◆ **Written request**
Will you transcribe the entries that follow, exactly and in full?

╭─ Records for the exercise

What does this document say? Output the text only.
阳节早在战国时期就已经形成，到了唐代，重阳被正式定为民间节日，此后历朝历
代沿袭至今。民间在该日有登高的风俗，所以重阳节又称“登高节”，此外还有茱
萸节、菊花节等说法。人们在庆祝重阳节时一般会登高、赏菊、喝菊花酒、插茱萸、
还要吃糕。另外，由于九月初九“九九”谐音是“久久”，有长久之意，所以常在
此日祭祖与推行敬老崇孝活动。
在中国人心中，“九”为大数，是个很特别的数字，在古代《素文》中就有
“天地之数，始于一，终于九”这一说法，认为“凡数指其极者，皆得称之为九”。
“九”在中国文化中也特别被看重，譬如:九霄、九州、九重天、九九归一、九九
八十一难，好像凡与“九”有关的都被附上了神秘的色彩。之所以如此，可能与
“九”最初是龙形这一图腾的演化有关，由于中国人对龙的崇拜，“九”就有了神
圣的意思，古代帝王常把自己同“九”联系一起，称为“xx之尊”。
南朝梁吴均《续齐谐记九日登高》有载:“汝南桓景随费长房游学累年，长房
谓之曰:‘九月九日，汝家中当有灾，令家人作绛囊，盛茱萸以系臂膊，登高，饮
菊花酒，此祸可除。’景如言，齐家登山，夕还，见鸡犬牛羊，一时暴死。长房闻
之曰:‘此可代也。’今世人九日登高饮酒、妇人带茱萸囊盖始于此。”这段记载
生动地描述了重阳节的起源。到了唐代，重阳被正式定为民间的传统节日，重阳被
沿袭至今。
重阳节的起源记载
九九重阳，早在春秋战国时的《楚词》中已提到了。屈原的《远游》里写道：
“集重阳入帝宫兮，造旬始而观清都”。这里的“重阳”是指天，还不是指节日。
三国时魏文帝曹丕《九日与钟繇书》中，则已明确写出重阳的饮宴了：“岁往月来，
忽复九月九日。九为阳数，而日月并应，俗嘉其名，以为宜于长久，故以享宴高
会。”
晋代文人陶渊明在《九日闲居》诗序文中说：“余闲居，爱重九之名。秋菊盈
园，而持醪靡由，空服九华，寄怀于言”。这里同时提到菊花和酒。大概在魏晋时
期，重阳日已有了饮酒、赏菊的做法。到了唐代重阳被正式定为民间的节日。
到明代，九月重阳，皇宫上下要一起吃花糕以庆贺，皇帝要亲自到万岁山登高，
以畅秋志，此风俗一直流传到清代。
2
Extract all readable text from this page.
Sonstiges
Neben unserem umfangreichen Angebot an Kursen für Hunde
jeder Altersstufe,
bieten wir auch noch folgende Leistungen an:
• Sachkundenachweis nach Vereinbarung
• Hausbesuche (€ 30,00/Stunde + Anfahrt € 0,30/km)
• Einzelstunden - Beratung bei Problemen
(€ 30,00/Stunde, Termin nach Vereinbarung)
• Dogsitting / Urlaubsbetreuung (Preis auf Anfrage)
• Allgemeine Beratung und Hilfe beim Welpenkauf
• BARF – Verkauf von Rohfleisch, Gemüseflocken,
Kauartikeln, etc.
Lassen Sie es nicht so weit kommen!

╰─

◆ **Expected output**
What does this document say? Output the text only.
阳节早在战国时期就已经形成，到了唐代，重阳被正式定为民间节日，此后历朝历
代沿袭至今。民间在该日有登高的风俗，所以重阳节又称“登高节”，此外还有茱
萸节、菊花节等说法。人们在庆祝重阳节时一般会登高、赏菊、喝菊花酒、插茱萸、
还要吃糕。另外，由于九月初九“九九”谐音是“久久”，有长久之意，所以常在
此日祭祖与推行敬老崇孝活动。
在中国人心中，“九”为大数，是个很特别的数字，在古代《素文》中就有
“天地之数，始于一，终于九”这一说法，认为“凡数指其极者，皆得称之为九”。
“九”在中国文化中也特别被看重，譬如:九霄、九州、九重天、九九归一、九九
八十一难，好像凡与“九”有关的都被附上了神秘的色彩。之所以如此，可能与
“九”最初是龙形这一图腾的演化有关，由于中国人对龙的崇拜，“九”就有了神
圣的意思，古代帝王常把自己同“九”联系一起，称为“xx之尊”。
南朝梁吴均《续齐谐记九日登高》有载:“汝南桓景随费长房游学累年，长房
谓之曰:‘九月九日，汝家中当有灾，令家人作绛囊，盛茱萸以系臂膊，登高，饮
菊花酒，此祸可除。’景如言，齐家登山，夕还，见鸡犬牛羊，一时暴死。长房闻
之曰:‘此可代也。’今世人九日登高饮酒、妇人带茱萸囊盖始于此。”这段记载
生动地描述了重阳节的起源。到了唐代，重阳被正式定为民间的传统节日，重阳被
沿袭至今。
重阳节的起源记载
九九重阳，早在春秋战国时的《楚词》中已提到了。屈原的《远游》里写道：
“集重阳入帝宫兮，造旬始而观清都”。这里的“重阳”是指天，还不是指节日。
三国时魏文帝曹丕《九日与钟繇书》中，则已明确写出重阳的饮宴了：“岁往月来，
忽复九月九日。九为阳数，而日月并应，俗嘉其名，以为宜于长久，故以享宴高
会。”
晋代文人陶渊明在《九日闲居》诗序文中说：“余闲居，爱重九之名。秋菊盈
园，而持醪靡由，空服九华，寄怀于言”。这里同时提到菊花和酒。大概在魏晋时
期，重阳日已有了饮酒、赏菊的做法。到了唐代重阳被正式定为民间的节日。
到明代，九月重阳，皇宫上下要一起吃花糕以庆贺，皇帝要亲自到万岁山登高，
以畅秋志，此风俗一直流传到清代。
2
Extract all readable text from this page.
Sonstiges
Neben unserem umfangreichen Angebot an Kursen für Hunde
jeder Altersstufe,
bieten wir auch noch folgende Leistungen an:
• Sachkundenachweis nach Vereinbarung
• Hausbesuche (€ 30,00/Stunde + Anfahrt € 0,30/km)
• Einzelstunden - Beratung bei Problemen
(€ 30,00/Stunde, Termin nach Vereinbarung)
• Dogsitting / Urlaubsbetreuung (Preis auf Anfrage)
• Allgemeine Beratung und Hilfe beim Welpenkauf
• BARF – Verkauf von Rohfleisch, Gemüseflocken,
Kauartikeln, etc.
Lassen Sie es nicht so weit kommen!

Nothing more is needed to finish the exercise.